══ Listed entries

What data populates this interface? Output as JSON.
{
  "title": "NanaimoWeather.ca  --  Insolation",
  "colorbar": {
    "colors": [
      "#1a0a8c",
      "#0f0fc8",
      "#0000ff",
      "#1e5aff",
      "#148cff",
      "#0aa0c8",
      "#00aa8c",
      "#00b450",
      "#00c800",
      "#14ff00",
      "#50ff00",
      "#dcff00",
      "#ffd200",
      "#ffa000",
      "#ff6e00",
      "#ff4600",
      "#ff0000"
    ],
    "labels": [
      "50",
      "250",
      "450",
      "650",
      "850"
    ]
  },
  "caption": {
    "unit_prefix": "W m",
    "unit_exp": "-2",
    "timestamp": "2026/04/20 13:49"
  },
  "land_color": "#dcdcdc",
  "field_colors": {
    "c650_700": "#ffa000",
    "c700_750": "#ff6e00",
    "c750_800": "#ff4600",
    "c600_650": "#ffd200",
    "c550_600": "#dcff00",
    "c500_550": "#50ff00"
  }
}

════

• _Work required_
Return all the data above once more, precisely as given.

• _Answer below_
What data populates this interface? Output as JSON.
{
  "title": "NanaimoWeather.ca  --  Insolation",
  "colorbar": {
    "colors": [
      "#1a0a8c",
      "#0f0fc8",
      "#0000ff",
      "#1e5aff",
      "#148cff",
      "#0aa0c8",
      "#00aa8c",
      "#00b450",
      "#00c800",
      "#14ff00",
      "#50ff00",
      "#dcff00",
      "#ffd200",
      "#ffa000",
      "#ff6e00",
      "#ff4600",
      "#ff0000"
    ],
    "labels": [
      "50",
      "250",
      "450",
      "650",
      "850"
    ]
  },
  "caption": {
    "unit_prefix": "W m",
    "unit_exp": "-2",
    "timestamp": "2026/04/20 13:49"
  },
  "land_color": "#dcdcdc",
  "field_colors": {
    "c650_700": "#ffa000",
    "c700_750": "#ff6e00",
    "c750_800": "#ff4600",
    "c600_650": "#ffd200",
    "c550_600": "#dcff00",
    "c500_550": "#50ff00"
  }
}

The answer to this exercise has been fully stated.